Reproduce all of the material word for word.

Dataset items

»»

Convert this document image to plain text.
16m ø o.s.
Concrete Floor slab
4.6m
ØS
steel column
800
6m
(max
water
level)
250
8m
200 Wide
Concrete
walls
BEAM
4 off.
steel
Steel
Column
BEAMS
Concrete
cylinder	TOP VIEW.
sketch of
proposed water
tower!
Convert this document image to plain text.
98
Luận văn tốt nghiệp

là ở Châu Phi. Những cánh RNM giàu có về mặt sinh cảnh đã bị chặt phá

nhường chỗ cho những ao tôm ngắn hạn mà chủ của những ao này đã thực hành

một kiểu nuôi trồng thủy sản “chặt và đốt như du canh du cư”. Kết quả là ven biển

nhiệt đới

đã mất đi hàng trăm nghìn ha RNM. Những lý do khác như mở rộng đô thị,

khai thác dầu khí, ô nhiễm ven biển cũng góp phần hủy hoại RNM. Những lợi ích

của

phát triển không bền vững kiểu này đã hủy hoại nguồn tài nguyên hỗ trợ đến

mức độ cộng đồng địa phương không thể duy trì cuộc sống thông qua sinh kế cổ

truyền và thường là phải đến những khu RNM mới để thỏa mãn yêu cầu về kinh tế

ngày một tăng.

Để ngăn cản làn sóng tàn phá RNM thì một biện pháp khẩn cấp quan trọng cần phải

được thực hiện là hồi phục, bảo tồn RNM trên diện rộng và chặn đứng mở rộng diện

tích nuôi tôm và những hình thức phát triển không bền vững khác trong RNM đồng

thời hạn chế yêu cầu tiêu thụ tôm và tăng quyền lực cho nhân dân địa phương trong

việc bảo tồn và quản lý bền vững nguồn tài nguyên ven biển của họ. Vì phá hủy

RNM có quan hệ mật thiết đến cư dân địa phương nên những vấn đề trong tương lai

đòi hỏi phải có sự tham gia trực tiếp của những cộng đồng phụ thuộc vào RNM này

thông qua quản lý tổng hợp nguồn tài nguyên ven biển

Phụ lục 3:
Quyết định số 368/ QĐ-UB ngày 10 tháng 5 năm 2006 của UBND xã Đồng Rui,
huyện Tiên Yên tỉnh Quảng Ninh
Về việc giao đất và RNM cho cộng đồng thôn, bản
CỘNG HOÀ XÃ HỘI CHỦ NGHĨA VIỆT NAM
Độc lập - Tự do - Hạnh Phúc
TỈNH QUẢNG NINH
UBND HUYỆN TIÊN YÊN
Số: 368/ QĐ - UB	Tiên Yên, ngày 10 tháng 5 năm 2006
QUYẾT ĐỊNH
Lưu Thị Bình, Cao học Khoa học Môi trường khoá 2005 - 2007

««

WRITTEN REPLY
Convert this document image to plain text.
16m ø o.s.
Concrete Floor slab
4.6m
ØS
steel column
800
6m
(max
water
level)
250
8m
200 Wide
Concrete
walls
BEAM
4 off.
steel
Steel
Column
BEAMS
Concrete
cylinder	TOP VIEW.
sketch of
proposed water
tower!
Convert this document image to plain text.
98
Luận văn tốt nghiệp

là ở Châu Phi. Những cánh RNM giàu có về mặt sinh cảnh đã bị chặt phá

nhường chỗ cho những ao tôm ngắn hạn mà chủ của những ao này đã thực hành

một kiểu nuôi trồng thủy sản “chặt và đốt như du canh du cư”. Kết quả là ven biển

nhiệt đới

đã mất đi hàng trăm nghìn ha RNM. Những lý do khác như mở rộng đô thị,

khai thác dầu khí, ô nhiễm ven biển cũng góp phần hủy hoại RNM. Những lợi ích

của

phát triển không bền vững kiểu này đã hủy hoại nguồn tài nguyên hỗ trợ đến

mức độ cộng đồng địa phương không thể duy trì cuộc sống thông qua sinh kế cổ

truyền và thường là phải đến những khu RNM mới để thỏa mãn yêu cầu về kinh tế

ngày một tăng.

Để ngăn cản làn sóng tàn phá RNM thì một biện pháp khẩn cấp quan trọng cần phải

được thực hiện là hồi phục, bảo tồn RNM trên diện rộng và chặn đứng mở rộng diện

tích nuôi tôm và những hình thức phát triển không bền vững khác trong RNM đồng

thời hạn chế yêu cầu tiêu thụ tôm và tăng quyền lực cho nhân dân địa phương trong

việc bảo tồn và quản lý bền vững nguồn tài nguyên ven biển của họ. Vì phá hủy

RNM có quan hệ mật thiết đến cư dân địa phương nên những vấn đề trong tương lai

đòi hỏi phải có sự tham gia trực tiếp của những cộng đồng phụ thuộc vào RNM này

thông qua quản lý tổng hợp nguồn tài nguyên ven biển

Phụ lục 3:
Quyết định số 368/ QĐ-UB ngày 10 tháng 5 năm 2006 của UBND xã Đồng Rui,
huyện Tiên Yên tỉnh Quảng Ninh
Về việc giao đất và RNM cho cộng đồng thôn, bản
CỘNG HOÀ XÃ HỘI CHỦ NGHĨA VIỆT NAM
Độc lập - Tự do - Hạnh Phúc
TỈNH QUẢNG NINH
UBND HUYỆN TIÊN YÊN
Số: 368/ QĐ - UB	Tiên Yên, ngày 10 tháng 5 năm 2006
QUYẾT ĐỊNH
Lưu Thị Bình, Cao học Khoa học Môi trường khoá 2005 - 2007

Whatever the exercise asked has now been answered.